### PROBLEM
Look through the data below. Show each line where the string "数字赋能" occurs.

##### THE DATA #####

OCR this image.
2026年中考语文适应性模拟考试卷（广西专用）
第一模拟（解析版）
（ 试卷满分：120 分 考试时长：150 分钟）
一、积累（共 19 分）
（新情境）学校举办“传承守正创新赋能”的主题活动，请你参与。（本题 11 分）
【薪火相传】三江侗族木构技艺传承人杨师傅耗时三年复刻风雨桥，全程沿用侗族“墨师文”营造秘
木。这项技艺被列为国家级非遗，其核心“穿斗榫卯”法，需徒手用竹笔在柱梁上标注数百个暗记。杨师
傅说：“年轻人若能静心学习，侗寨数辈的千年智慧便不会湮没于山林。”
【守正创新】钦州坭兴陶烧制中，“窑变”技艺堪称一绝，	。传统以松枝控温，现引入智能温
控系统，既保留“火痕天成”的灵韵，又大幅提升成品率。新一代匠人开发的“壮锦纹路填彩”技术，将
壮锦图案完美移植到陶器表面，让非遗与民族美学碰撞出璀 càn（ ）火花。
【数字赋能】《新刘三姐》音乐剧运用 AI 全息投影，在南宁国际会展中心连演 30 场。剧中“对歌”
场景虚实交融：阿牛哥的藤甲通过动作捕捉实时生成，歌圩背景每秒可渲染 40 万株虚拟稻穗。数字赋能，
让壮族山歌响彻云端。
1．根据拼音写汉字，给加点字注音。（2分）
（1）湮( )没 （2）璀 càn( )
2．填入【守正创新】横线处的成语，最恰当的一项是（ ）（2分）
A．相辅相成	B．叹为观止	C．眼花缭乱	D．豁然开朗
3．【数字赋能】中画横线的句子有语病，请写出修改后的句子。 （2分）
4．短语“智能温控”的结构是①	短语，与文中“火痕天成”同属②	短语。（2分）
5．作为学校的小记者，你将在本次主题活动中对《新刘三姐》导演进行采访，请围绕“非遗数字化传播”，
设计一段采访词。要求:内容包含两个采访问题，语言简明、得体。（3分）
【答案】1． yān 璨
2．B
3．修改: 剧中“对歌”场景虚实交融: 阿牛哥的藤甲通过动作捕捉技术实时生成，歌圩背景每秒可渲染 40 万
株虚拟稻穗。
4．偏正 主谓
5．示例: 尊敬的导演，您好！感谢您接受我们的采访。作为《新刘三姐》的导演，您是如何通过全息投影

#####

### EXPECTED ANSWER
【数字赋能】《新刘三姐》音乐剧运用 AI 全息投影，在南宁国际会展中心连演 30 场。剧中“对歌”
场景虚实交融：阿牛哥的藤甲通过动作捕捉实时生成，歌圩背景每秒可渲染 40 万株虚拟稻穗。数字赋能，
3．【数字赋能】中画横线的句子有语病，请写出修改后的句子。 （2分）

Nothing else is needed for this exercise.